EXERCISE REQUIREMENTS =>
Every record below is to be retyped exactly.

EXERCISE MATERIAL =>
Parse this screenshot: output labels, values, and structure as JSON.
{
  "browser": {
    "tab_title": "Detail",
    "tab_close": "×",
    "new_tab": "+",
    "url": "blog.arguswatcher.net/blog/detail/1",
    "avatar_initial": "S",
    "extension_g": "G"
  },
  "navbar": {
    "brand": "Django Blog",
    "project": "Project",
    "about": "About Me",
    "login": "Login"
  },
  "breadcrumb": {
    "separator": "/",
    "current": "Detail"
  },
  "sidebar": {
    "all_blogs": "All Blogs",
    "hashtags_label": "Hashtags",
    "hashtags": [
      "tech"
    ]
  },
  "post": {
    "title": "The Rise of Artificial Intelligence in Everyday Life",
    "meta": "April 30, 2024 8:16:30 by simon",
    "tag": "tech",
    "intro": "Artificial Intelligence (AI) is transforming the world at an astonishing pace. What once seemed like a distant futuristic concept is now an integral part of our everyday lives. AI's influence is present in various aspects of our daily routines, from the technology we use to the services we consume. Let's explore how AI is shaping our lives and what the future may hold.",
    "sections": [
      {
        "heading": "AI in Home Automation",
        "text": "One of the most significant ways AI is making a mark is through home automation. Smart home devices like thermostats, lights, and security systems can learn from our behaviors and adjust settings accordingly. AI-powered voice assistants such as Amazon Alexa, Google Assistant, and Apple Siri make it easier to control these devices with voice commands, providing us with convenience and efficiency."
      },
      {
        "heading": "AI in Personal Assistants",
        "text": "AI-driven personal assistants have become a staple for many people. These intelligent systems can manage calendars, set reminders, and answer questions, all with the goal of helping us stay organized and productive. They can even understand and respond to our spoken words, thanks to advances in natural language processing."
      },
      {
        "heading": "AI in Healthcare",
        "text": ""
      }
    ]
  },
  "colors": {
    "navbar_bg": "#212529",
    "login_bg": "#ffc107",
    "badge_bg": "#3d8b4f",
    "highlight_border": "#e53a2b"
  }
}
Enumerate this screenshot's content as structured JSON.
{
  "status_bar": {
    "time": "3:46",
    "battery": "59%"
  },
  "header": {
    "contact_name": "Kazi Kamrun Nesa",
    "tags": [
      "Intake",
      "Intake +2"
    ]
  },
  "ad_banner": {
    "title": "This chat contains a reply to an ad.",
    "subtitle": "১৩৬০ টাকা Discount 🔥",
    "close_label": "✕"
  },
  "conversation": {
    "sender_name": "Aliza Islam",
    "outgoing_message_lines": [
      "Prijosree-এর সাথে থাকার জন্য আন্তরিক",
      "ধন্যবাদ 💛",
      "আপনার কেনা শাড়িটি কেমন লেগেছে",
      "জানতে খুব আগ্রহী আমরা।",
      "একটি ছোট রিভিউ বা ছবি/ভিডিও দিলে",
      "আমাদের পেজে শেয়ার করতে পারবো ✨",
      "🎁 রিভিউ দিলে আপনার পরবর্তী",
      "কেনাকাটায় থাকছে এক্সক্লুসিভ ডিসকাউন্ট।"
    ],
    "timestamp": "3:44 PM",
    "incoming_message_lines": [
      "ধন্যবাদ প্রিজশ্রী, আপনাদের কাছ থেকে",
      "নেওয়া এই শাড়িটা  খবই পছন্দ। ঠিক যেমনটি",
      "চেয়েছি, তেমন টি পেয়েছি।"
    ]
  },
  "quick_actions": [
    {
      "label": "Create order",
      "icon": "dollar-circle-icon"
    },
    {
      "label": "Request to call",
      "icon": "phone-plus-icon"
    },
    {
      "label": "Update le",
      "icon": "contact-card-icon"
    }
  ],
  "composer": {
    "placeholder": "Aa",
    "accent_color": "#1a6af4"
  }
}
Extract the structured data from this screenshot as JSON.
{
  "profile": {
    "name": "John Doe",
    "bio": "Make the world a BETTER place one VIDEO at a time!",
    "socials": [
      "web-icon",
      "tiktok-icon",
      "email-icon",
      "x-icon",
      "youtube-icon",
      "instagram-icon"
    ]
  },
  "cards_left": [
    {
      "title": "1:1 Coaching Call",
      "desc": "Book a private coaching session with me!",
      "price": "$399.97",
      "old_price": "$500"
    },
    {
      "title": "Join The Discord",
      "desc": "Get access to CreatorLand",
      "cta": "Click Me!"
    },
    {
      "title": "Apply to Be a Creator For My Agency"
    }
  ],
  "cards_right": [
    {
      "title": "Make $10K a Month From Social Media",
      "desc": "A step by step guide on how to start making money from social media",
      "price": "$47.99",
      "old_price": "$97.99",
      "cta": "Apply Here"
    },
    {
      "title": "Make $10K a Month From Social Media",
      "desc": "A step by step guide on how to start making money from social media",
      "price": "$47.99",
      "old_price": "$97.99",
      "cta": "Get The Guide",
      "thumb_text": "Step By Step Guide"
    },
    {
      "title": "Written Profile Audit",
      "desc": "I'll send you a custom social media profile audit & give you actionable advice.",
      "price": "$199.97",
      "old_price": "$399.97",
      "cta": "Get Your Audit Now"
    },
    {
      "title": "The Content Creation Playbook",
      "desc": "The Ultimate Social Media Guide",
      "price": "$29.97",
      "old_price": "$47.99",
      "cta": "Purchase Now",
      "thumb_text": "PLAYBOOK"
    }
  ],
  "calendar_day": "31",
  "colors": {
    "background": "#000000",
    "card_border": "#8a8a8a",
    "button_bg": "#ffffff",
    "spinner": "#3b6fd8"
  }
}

THE ANSWER =>
Parse this screenshot: output labels, values, and structure as JSON.
{
  "browser": {
    "tab_title": "Detail",
    "tab_close": "×",
    "new_tab": "+",
    "url": "blog.arguswatcher.net/blog/detail/1",
    "avatar_initial": "S",
    "extension_g": "G"
  },
  "navbar": {
    "brand": "Django Blog",
    "project": "Project",
    "about": "About Me",
    "login": "Login"
  },
  "breadcrumb": {
    "separator": "/",
    "current": "Detail"
  },
  "sidebar": {
    "all_blogs": "All Blogs",
    "hashtags_label": "Hashtags",
    "hashtags": [
      "tech"
    ]
  },
  "post": {
    "title": "The Rise of Artificial Intelligence in Everyday Life",
    "meta": "April 30, 2024 8:16:30 by simon",
    "tag": "tech",
    "intro": "Artificial Intelligence (AI) is transforming the world at an astonishing pace. What once seemed like a distant futuristic concept is now an integral part of our everyday lives. AI's influence is present in various aspects of our daily routines, from the technology we use to the services we consume. Let's explore how AI is shaping our lives and what the future may hold.",
    "sections": [
      {
        "heading": "AI in Home Automation",
        "text": "One of the most significant ways AI is making a mark is through home automation. Smart home devices like thermostats, lights, and security systems can learn from our behaviors and adjust settings accordingly. AI-powered voice assistants such as Amazon Alexa, Google Assistant, and Apple Siri make it easier to control these devices with voice commands, providing us with convenience and efficiency."
      },
      {
        "heading": "AI in Personal Assistants",
        "text": "AI-driven personal assistants have become a staple for many people. These intelligent systems can manage calendars, set reminders, and answer questions, all with the goal of helping us stay organized and productive. They can even understand and respond to our spoken words, thanks to advances in natural language processing."
      },
      {
        "heading": "AI in Healthcare",
        "text": ""
      }
    ]
  },
  "colors": {
    "navbar_bg": "#212529",
    "login_bg": "#ffc107",
    "badge_bg": "#3d8b4f",
    "highlight_border": "#e53a2b"
  }
}
Enumerate this screenshot's content as structured JSON.
{
  "status_bar": {
    "time": "3:46",
    "battery": "59%"
  },
  "header": {
    "contact_name": "Kazi Kamrun Nesa",
    "tags": [
      "Intake",
      "Intake +2"
    ]
  },
  "ad_banner": {
    "title": "This chat contains a reply to an ad.",
    "subtitle": "১৩৬০ টাকা Discount 🔥",
    "close_label": "✕"
  },
  "conversation": {
    "sender_name": "Aliza Islam",
    "outgoing_message_lines": [
      "Prijosree-এর সাথে থাকার জন্য আন্তরিক",
      "ধন্যবাদ 💛",
      "আপনার কেনা শাড়িটি কেমন লেগেছে",
      "জানতে খুব আগ্রহী আমরা।",
      "একটি ছোট রিভিউ বা ছবি/ভিডিও দিলে",
      "আমাদের পেজে শেয়ার করতে পারবো ✨",
      "🎁 রিভিউ দিলে আপনার পরবর্তী",
      "কেনাকাটায় থাকছে এক্সক্লুসিভ ডিসকাউন্ট।"
    ],
    "timestamp": "3:44 PM",
    "incoming_message_lines": [
      "ধন্যবাদ প্রিজশ্রী, আপনাদের কাছ থেকে",
      "নেওয়া এই শাড়িটা  খবই পছন্দ। ঠিক যেমনটি",
      "চেয়েছি, তেমন টি পেয়েছি।"
    ]
  },
  "quick_actions": [
    {
      "label": "Create order",
      "icon": "dollar-circle-icon"
    },
    {
      "label": "Request to call",
      "icon": "phone-plus-icon"
    },
    {
      "label": "Update le",
      "icon": "contact-card-icon"
    }
  ],
  "composer": {
    "placeholder": "Aa",
    "accent_color": "#1a6af4"
  }
}
Extract the structured data from this screenshot as JSON.
{
  "profile": {
    "name": "John Doe",
    "bio": "Make the world a BETTER place one VIDEO at a time!",
    "socials": [
      "web-icon",
      "tiktok-icon",
      "email-icon",
      "x-icon",
      "youtube-icon",
      "instagram-icon"
    ]
  },
  "cards_left": [
    {
      "title": "1:1 Coaching Call",
      "desc": "Book a private coaching session with me!",
      "price": "$399.97",
      "old_price": "$500"
    },
    {
      "title": "Join The Discord",
      "desc": "Get access to CreatorLand",
      "cta": "Click Me!"
    },
    {
      "title": "Apply to Be a Creator For My Agency"
    }
  ],
  "cards_right": [
    {
      "title": "Make $10K a Month From Social Media",
      "desc": "A step by step guide on how to start making money from social media",
      "price": "$47.99",
      "old_price": "$97.99",
      "cta": "Apply Here"
    },
    {
      "title": "Make $10K a Month From Social Media",
      "desc": "A step by step guide on how to start making money from social media",
      "price": "$47.99",
      "old_price": "$97.99",
      "cta": "Get The Guide",
      "thumb_text": "Step By Step Guide"
    },
    {
      "title": "Written Profile Audit",
      "desc": "I'll send you a custom social media profile audit & give you actionable advice.",
      "price": "$199.97",
      "old_price": "$399.97",
      "cta": "Get Your Audit Now"
    },
    {
      "title": "The Content Creation Playbook",
      "desc": "The Ultimate Social Media Guide",
      "price": "$29.97",
      "old_price": "$47.99",
      "cta": "Purchase Now",
      "thumb_text": "PLAYBOOK"
    }
  ],
  "calendar_day": "31",
  "colors": {
    "background": "#000000",
    "card_border": "#8a8a8a",
    "button_bg": "#ffffff",
    "spinner": "#3b6fd8"
  }
}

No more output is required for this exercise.